_WHAT YOU HAVE TO DO:_ Write out each line in which the string "subtitle" is present.

_RECORDS FOR THIS EXERCISE:_
>> Begin
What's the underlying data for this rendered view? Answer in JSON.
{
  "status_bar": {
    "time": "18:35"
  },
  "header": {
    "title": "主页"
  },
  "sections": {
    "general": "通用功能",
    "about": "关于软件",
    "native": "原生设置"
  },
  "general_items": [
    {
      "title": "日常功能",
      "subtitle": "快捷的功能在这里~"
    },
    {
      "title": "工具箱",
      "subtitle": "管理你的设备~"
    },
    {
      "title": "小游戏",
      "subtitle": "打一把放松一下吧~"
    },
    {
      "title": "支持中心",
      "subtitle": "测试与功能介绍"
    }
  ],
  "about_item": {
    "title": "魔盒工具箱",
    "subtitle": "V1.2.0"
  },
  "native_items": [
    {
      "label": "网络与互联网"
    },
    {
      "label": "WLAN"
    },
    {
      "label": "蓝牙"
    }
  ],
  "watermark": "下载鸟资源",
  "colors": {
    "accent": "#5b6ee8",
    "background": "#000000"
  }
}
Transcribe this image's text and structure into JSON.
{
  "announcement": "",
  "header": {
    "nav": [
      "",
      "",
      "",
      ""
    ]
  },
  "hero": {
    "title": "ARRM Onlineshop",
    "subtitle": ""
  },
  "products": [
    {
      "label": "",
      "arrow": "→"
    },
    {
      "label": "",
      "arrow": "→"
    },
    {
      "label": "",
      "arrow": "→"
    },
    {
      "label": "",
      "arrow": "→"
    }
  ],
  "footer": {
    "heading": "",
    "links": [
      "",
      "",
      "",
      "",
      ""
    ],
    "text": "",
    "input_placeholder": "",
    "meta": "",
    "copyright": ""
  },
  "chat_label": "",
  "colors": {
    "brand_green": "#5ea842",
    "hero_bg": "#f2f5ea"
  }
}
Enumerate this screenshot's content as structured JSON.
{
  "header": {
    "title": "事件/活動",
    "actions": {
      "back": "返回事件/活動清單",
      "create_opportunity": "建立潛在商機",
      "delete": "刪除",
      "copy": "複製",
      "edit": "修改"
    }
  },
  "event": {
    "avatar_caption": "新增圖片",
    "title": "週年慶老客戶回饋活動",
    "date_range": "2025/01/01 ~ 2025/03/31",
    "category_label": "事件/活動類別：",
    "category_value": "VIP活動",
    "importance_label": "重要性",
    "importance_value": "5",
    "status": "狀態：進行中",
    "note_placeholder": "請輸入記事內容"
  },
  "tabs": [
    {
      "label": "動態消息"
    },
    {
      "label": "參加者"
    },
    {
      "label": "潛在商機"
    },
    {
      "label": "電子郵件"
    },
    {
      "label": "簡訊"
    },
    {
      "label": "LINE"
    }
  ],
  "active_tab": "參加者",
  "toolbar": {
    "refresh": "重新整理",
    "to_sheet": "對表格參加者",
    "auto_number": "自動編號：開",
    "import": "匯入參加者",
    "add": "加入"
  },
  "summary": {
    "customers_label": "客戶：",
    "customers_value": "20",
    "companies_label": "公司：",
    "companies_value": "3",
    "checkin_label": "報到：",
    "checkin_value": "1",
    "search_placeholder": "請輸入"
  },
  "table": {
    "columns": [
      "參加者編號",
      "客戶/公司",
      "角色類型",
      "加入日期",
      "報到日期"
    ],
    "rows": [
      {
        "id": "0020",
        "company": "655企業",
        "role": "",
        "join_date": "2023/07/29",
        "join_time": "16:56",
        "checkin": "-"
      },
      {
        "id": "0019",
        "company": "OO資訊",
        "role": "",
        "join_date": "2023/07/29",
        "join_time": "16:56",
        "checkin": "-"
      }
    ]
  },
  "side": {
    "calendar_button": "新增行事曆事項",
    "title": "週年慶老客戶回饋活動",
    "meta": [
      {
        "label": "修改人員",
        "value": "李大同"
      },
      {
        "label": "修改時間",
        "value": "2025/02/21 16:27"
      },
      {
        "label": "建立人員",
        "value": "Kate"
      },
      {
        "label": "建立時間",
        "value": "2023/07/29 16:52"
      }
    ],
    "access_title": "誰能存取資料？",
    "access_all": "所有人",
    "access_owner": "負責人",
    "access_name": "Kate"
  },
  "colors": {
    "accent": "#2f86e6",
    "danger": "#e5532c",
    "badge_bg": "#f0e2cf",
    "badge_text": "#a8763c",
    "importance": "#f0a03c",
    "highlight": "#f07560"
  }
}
>> End
_SOLVED PROBLEM:_
      "subtitle": "快捷的功能在这里~"
      "subtitle": "管理你的设备~"
      "subtitle": "打一把放松一下吧~"
      "subtitle": "测试与功能介绍"
    "subtitle": "V1.2.0"
    "subtitle": ""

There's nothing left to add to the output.